**** RECORDED DATA ****
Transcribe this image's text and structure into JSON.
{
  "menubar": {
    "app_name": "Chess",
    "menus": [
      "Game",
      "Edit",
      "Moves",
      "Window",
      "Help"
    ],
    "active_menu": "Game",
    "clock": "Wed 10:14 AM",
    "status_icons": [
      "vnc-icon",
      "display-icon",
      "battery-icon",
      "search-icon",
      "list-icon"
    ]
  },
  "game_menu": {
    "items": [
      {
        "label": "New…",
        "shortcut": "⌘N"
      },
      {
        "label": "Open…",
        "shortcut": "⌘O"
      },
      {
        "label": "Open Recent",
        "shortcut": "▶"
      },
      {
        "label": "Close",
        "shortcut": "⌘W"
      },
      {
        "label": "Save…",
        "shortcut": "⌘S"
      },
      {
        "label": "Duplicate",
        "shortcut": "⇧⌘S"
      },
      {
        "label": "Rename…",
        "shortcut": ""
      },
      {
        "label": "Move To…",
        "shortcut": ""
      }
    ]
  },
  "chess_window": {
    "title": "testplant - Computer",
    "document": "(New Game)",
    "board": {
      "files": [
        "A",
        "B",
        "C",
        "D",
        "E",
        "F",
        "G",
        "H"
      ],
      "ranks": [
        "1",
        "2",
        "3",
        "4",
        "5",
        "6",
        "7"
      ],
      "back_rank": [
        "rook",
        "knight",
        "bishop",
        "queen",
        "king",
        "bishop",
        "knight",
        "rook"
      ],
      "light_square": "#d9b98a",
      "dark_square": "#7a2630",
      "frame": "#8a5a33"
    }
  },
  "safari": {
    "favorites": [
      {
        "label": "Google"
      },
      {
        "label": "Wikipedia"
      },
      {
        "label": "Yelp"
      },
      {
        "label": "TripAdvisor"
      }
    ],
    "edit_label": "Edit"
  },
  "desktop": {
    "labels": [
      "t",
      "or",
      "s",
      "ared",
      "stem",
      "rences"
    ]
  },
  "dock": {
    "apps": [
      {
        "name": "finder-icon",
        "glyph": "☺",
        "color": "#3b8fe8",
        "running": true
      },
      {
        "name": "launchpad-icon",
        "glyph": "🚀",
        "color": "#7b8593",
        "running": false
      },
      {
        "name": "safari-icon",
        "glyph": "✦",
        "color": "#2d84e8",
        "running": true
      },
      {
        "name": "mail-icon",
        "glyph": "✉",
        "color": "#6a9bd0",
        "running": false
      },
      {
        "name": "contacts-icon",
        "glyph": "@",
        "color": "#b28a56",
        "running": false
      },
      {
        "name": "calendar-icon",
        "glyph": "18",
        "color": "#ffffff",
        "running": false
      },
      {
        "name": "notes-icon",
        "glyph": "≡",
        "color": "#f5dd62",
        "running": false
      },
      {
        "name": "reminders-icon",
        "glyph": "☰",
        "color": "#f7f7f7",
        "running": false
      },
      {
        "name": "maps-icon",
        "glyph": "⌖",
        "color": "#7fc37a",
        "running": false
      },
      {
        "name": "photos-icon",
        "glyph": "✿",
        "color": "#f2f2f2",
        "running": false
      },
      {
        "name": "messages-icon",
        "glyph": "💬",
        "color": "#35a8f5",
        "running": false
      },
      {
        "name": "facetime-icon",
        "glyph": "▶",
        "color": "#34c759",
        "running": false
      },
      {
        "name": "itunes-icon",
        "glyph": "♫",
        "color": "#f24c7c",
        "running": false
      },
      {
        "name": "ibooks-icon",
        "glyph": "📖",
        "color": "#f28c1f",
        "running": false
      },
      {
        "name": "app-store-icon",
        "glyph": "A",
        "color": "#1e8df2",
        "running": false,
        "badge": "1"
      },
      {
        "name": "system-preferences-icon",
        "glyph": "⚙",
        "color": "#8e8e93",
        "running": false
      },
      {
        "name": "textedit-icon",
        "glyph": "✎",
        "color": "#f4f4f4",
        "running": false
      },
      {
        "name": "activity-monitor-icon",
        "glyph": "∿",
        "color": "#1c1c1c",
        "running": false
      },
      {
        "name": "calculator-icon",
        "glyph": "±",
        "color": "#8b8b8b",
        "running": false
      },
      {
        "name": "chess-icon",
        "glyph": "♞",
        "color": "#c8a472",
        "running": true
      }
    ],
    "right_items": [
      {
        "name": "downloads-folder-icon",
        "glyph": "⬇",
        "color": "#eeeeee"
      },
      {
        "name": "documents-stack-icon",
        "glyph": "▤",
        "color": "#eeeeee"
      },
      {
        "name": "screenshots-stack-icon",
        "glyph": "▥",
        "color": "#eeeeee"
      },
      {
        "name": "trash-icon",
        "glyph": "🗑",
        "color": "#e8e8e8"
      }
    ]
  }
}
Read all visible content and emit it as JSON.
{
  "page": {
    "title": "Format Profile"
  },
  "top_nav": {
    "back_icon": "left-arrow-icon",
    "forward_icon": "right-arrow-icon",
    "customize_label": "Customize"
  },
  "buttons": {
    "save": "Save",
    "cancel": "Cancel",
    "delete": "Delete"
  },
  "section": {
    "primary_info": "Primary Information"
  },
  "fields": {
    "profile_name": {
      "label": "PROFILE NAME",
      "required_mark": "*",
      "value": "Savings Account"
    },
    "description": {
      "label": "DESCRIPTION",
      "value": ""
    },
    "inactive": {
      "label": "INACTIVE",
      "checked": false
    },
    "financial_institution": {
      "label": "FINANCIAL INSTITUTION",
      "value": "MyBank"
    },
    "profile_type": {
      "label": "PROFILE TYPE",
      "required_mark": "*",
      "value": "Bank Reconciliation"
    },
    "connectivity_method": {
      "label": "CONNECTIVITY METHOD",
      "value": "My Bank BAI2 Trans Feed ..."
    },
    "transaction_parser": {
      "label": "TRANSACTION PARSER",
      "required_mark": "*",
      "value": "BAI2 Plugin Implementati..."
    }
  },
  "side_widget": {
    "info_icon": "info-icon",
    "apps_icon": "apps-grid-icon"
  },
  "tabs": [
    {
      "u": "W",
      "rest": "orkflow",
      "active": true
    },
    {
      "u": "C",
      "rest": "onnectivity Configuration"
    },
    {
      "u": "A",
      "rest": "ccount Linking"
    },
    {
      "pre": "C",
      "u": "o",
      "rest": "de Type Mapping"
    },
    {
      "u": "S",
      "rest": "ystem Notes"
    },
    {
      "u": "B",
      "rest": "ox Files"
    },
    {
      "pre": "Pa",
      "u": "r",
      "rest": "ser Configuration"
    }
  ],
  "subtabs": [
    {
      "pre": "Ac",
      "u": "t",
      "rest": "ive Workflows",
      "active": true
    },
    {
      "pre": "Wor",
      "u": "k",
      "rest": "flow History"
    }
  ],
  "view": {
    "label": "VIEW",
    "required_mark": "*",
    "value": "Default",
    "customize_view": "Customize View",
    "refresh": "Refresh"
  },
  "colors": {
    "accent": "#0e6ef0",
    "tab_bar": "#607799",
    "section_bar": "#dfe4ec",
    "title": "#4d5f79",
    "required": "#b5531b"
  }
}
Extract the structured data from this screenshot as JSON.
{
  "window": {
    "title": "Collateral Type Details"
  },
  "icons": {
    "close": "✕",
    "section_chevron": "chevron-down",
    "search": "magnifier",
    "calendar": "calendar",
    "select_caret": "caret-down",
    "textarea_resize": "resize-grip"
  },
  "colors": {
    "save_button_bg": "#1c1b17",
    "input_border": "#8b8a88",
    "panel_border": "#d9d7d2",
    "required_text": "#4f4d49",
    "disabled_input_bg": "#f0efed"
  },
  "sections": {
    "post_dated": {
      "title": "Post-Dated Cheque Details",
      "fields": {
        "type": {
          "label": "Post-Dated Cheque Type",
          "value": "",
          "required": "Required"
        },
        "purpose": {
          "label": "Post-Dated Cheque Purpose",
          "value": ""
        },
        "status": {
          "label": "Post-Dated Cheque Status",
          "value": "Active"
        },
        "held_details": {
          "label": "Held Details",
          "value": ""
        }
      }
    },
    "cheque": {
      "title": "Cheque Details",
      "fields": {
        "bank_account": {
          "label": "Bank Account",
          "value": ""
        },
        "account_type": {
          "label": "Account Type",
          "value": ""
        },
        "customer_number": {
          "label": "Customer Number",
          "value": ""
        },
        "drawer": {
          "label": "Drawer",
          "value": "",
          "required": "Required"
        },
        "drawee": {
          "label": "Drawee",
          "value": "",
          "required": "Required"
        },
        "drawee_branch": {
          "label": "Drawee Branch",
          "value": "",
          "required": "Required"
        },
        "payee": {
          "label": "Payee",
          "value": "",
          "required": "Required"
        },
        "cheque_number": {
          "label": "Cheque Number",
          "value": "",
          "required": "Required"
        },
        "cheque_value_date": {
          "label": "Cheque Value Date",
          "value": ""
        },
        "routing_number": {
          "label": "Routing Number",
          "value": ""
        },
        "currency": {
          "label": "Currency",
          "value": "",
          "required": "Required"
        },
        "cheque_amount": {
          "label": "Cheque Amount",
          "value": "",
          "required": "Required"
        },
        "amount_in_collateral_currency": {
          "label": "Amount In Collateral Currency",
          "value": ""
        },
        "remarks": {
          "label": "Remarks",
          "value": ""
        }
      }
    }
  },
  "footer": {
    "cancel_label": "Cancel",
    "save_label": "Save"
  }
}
****
- _TASK TO CARRY OUT_
In the entries above, identify every line with the string "Customize".

- _OUTPUT BELOW_
    "customize_label": "Customize"
    "customize_view": "Customize View",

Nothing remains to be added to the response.